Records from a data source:
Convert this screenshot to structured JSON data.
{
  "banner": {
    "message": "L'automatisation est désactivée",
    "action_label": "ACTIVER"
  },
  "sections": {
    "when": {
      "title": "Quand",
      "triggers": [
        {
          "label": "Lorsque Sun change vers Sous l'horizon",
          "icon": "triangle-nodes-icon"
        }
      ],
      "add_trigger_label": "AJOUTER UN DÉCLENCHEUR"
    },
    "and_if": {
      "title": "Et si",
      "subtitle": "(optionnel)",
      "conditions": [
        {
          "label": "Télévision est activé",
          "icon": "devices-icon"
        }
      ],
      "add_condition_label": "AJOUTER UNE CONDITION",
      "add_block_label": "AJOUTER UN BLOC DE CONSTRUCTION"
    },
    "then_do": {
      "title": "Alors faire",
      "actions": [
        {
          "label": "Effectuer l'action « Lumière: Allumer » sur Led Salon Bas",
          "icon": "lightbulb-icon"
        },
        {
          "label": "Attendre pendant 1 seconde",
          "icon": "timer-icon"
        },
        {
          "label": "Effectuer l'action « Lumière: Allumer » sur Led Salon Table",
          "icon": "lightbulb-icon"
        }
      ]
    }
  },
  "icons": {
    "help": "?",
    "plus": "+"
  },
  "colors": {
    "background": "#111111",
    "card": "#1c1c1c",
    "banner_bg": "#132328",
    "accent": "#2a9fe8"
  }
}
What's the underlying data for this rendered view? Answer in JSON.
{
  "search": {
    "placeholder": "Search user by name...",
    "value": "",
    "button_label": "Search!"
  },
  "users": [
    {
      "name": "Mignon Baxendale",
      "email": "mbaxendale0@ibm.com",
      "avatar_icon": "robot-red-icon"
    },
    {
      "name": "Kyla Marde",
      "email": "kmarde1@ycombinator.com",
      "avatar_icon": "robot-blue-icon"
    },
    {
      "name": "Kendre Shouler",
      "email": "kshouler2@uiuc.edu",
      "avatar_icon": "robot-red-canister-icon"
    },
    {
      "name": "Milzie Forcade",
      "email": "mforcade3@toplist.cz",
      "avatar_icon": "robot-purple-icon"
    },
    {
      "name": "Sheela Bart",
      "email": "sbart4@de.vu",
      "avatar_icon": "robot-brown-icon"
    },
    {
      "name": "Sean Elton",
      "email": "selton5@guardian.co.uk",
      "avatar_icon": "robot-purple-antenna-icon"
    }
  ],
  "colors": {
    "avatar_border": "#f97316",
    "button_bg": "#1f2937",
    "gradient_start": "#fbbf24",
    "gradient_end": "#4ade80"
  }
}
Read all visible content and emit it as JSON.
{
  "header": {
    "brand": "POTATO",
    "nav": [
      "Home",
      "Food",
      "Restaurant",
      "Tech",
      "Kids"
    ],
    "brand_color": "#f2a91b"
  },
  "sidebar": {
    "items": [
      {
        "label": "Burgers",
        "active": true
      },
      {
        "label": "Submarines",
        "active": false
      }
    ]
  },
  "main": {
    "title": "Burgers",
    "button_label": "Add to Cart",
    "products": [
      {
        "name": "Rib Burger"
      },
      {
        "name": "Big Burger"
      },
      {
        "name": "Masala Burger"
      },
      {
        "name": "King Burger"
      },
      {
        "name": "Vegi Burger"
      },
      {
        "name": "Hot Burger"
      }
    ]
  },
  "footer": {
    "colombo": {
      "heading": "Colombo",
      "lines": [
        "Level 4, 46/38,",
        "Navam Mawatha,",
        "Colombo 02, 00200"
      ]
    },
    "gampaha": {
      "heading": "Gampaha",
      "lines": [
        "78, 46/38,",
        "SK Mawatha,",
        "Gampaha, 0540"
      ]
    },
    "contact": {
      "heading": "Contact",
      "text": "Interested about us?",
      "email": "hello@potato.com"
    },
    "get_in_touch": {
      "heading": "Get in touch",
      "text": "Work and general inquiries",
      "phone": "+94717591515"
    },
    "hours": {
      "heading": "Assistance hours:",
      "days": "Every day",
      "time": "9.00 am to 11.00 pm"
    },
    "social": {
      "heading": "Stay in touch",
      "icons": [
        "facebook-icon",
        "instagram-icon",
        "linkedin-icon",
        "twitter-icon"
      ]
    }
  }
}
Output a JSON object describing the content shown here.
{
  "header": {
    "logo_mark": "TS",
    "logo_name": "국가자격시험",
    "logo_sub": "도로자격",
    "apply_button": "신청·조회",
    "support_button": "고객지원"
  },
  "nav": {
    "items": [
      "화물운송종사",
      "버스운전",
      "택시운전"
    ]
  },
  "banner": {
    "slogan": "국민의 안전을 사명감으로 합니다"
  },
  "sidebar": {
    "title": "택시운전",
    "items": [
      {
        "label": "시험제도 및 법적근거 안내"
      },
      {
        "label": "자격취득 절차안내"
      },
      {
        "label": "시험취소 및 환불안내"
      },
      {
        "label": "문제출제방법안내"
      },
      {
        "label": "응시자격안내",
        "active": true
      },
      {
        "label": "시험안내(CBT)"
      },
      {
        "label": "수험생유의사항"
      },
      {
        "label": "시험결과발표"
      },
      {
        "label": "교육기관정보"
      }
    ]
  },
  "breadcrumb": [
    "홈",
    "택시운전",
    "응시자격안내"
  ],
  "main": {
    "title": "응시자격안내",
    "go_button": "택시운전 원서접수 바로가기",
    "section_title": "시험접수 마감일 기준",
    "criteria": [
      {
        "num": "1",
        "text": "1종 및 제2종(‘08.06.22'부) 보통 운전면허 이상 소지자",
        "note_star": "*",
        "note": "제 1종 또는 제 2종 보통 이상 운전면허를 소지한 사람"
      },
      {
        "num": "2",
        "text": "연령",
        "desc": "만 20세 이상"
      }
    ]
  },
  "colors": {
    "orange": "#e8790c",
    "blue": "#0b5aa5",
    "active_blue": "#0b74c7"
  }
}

To be done: Repeat the line that contains "Output a JSON", then every line after it until the records end, with nothing added.

Reply to the task:
Output a JSON object describing the content shown here.
{
  "header": {
    "logo_mark": "TS",
    "logo_name": "국가자격시험",
    "logo_sub": "도로자격",
    "apply_button": "신청·조회",
    "support_button": "고객지원"
  },
  "nav": {
    "items": [
      "화물운송종사",
      "버스운전",
      "택시운전"
    ]
  },
  "banner": {
    "slogan": "국민의 안전을 사명감으로 합니다"
  },
  "sidebar": {
    "title": "택시운전",
    "items": [
      {
        "label": "시험제도 및 법적근거 안내"
      },
      {
        "label": "자격취득 절차안내"
      },
      {
        "label": "시험취소 및 환불안내"
      },
      {
        "label": "문제출제방법안내"
      },
      {
        "label": "응시자격안내",
        "active": true
      },
      {
        "label": "시험안내(CBT)"
      },
      {
        "label": "수험생유의사항"
      },
      {
        "label": "시험결과발표"
      },
      {
        "label": "교육기관정보"
      }
    ]
  },
  "breadcrumb": [
    "홈",
    "택시운전",
    "응시자격안내"
  ],
  "main": {
    "title": "응시자격안내",
    "go_button": "택시운전 원서접수 바로가기",
    "section_title": "시험접수 마감일 기준",
    "criteria": [
      {
        "num": "1",
        "text": "1종 및 제2종(‘08.06.22'부) 보통 운전면허 이상 소지자",
        "note_star": "*",
        "note": "제 1종 또는 제 2종 보통 이상 운전면허를 소지한 사람"
      },
      {
        "num": "2",
        "text": "연령",
        "desc": "만 20세 이상"
      }
    ]
  },
  "colors": {
    "orange": "#e8790c",
    "blue": "#0b5aa5",
    "active_blue": "#0b74c7"
  }
}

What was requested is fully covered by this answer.